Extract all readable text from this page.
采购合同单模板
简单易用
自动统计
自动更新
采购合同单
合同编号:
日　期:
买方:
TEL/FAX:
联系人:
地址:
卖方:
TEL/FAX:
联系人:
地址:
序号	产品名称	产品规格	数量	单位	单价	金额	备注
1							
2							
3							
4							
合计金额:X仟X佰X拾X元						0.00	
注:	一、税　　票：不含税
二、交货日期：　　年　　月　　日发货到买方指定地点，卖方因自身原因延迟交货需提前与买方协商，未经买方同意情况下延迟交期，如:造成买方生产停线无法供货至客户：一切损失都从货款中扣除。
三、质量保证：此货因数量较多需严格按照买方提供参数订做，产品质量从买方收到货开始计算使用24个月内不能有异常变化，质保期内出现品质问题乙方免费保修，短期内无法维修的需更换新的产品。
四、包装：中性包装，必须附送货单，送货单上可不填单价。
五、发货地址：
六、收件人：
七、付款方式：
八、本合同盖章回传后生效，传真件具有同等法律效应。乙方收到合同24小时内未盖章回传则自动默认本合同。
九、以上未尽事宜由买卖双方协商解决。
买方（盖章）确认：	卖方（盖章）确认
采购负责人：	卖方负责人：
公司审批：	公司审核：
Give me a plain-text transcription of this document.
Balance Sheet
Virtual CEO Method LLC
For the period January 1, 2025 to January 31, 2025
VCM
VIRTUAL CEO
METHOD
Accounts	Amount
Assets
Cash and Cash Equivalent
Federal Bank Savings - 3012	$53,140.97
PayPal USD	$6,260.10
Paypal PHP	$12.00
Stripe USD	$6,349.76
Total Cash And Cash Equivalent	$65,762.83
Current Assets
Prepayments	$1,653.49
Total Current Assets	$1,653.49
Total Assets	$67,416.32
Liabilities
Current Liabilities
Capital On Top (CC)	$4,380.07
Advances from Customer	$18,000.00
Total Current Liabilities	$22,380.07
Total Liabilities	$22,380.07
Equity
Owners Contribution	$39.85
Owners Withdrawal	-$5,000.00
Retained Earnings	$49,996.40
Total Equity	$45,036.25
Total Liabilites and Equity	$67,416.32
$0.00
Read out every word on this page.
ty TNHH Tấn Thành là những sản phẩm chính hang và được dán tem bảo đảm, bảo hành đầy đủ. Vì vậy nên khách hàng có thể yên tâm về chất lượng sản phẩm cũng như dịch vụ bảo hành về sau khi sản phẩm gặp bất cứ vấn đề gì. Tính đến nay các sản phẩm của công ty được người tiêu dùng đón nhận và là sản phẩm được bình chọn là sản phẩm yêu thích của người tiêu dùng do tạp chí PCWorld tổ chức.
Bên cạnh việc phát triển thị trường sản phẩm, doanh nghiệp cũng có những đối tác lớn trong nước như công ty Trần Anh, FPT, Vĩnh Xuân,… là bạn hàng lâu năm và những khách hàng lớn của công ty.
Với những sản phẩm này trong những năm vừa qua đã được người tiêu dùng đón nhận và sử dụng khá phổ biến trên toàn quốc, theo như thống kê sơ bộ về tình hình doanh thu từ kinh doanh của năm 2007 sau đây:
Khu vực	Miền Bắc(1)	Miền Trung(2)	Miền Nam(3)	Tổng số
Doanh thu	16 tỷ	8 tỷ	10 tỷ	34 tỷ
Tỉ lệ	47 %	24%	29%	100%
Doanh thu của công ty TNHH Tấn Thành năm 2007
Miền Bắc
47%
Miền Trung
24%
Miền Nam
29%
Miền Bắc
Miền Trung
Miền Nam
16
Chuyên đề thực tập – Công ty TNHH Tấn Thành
***
#### [THE PROBLEM]
Going through the entries above, tally each line that has the word "Equivalent". Answer with the number only.

#### [EXPECTED OUTPUT]
2